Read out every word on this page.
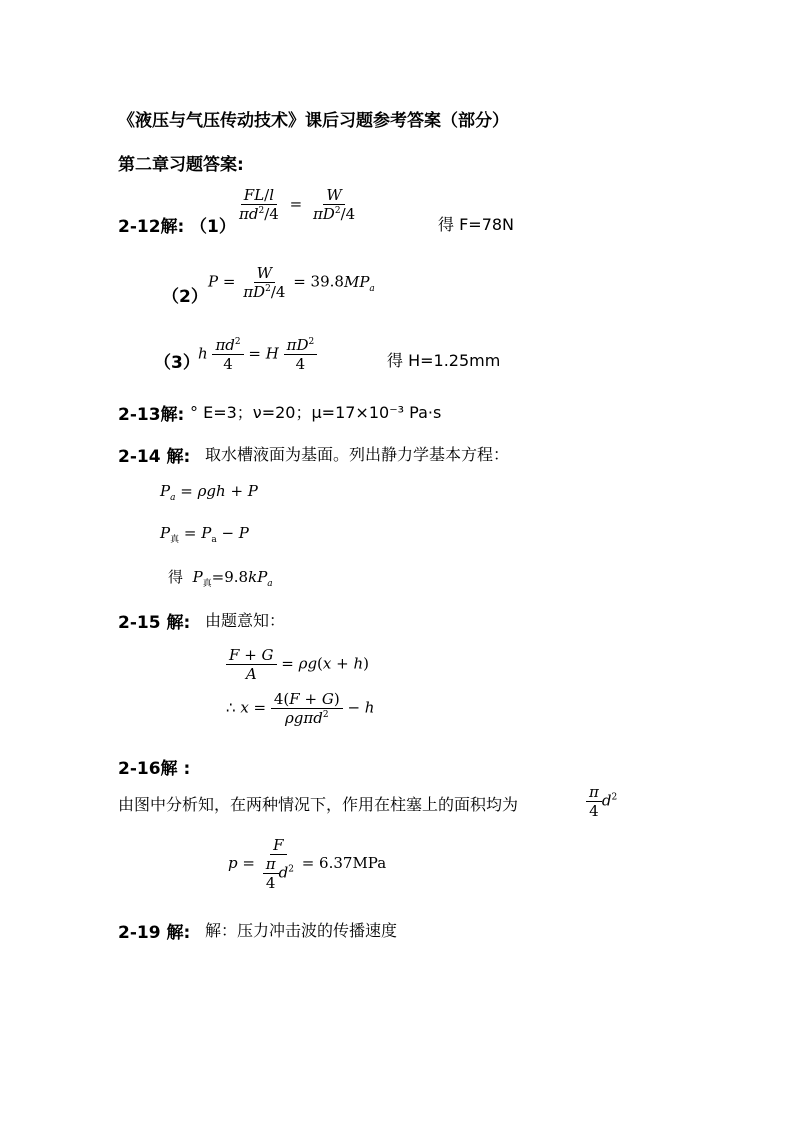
《液压与气压传动技术》课后习题参考答案（部分）
第二章习题答案:
2-12解: （1）
$\frac{FL/l}{\pi d^2/4} = \frac{W}{\pi D^2/4}$
得 F=78N
（2）
$P = \frac{W}{\pi D^2/4} = 39.8MP_a$
（3）
h $\frac{\pi d^2}{4} = H \frac{\pi D^2}{4}$	得 H=1.25mm
2-13解: ° E=3；ν=20；μ=17×10⁻³ Pa·s
2-14 解: 取水槽液面为基面。列出静力学基本方程：
$P_a = \rho gh + P$
$P_真 = P_a - P$
得 $P_真=9.8kP_a$
2-15 解: 由题意知：
$\frac{F + G}{A} = \rho g(x + h)$
∴ $x = \frac{4(F + G)}{\rho g\pi d^2} - h$
2-16解 :
由图中分析知，在两种情况下，作用在柱塞上的面积均为	$\frac{\pi}{4} d^2$
$p = \frac{F}{\frac{\pi}{4} d^2} = 6.37MPa$
2-19 解: 解：压力冲击波的传播速度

# Given task
Omit all pictures while transcribing the entries verbatim.

# Exercise result
Read out every word on this page.
《液压与气压传动技术》课后习题参考答案（部分）
第二章习题答案:
2-12解: （1）
$\frac{FL/l}{\pi d^2/4} = \frac{W}{\pi D^2/4}$
得 F=78N
（2）
$P = \frac{W}{\pi D^2/4} = 39.8MP_a$
（3）
h $\frac{\pi d^2}{4} = H \frac{\pi D^2}{4}$	得 H=1.25mm
2-13解: ° E=3；ν=20；μ=17×10⁻³ Pa·s
2-14 解: 取水槽液面为基面。列出静力学基本方程：
$P_a = \rho gh + P$
$P_真 = P_a - P$
得 $P_真=9.8kP_a$
2-15 解: 由题意知：
$\frac{F + G}{A} = \rho g(x + h)$
∴ $x = \frac{4(F + G)}{\rho g\pi d^2} - h$
2-16解 :
由图中分析知，在两种情况下，作用在柱塞上的面积均为	$\frac{\pi}{4} d^2$
$p = \frac{F}{\frac{\pi}{4} d^2} = 6.37MPa$
2-19 解: 解：压力冲击波的传播速度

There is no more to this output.